- Collected data entries
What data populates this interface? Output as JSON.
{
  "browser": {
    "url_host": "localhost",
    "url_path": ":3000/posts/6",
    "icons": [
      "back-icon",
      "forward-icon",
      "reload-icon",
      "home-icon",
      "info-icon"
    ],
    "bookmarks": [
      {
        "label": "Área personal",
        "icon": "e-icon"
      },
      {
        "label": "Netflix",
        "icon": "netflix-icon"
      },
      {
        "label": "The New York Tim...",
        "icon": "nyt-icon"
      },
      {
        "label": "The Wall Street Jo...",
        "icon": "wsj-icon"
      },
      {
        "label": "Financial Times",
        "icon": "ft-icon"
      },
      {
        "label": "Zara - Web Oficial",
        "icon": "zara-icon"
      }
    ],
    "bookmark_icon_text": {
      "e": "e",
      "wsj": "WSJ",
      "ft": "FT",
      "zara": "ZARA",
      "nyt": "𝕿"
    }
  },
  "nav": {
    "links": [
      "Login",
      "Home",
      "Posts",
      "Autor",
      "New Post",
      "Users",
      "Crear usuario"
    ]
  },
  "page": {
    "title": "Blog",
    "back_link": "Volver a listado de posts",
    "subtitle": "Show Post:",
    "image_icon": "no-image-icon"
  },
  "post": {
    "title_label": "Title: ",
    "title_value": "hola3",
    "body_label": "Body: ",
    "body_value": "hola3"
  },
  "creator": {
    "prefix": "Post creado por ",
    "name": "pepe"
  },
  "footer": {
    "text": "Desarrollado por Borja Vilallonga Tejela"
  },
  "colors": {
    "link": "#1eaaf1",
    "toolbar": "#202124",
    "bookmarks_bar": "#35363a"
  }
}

- TASK TO COMPLETE
Every line above should be retyped exactly as given.

- EXERCISE RESPONSE
What data populates this interface? Output as JSON.
{
  "browser": {
    "url_host": "localhost",
    "url_path": ":3000/posts/6",
    "icons": [
      "back-icon",
      "forward-icon",
      "reload-icon",
      "home-icon",
      "info-icon"
    ],
    "bookmarks": [
      {
        "label": "Área personal",
        "icon": "e-icon"
      },
      {
        "label": "Netflix",
        "icon": "netflix-icon"
      },
      {
        "label": "The New York Tim...",
        "icon": "nyt-icon"
      },
      {
        "label": "The Wall Street Jo...",
        "icon": "wsj-icon"
      },
      {
        "label": "Financial Times",
        "icon": "ft-icon"
      },
      {
        "label": "Zara - Web Oficial",
        "icon": "zara-icon"
      }
    ],
    "bookmark_icon_text": {
      "e": "e",
      "wsj": "WSJ",
      "ft": "FT",
      "zara": "ZARA",
      "nyt": "𝕿"
    }
  },
  "nav": {
    "links": [
      "Login",
      "Home",
      "Posts",
      "Autor",
      "New Post",
      "Users",
      "Crear usuario"
    ]
  },
  "page": {
    "title": "Blog",
    "back_link": "Volver a listado de posts",
    "subtitle": "Show Post:",
    "image_icon": "no-image-icon"
  },
  "post": {
    "title_label": "Title: ",
    "title_value": "hola3",
    "body_label": "Body: ",
    "body_value": "hola3"
  },
  "creator": {
    "prefix": "Post creado por ",
    "name": "pepe"
  },
  "footer": {
    "text": "Desarrollado por Borja Vilallonga Tejela"
  },
  "colors": {
    "link": "#1eaaf1",
    "toolbar": "#202124",
    "bookmarks_bar": "#35363a"
  }
}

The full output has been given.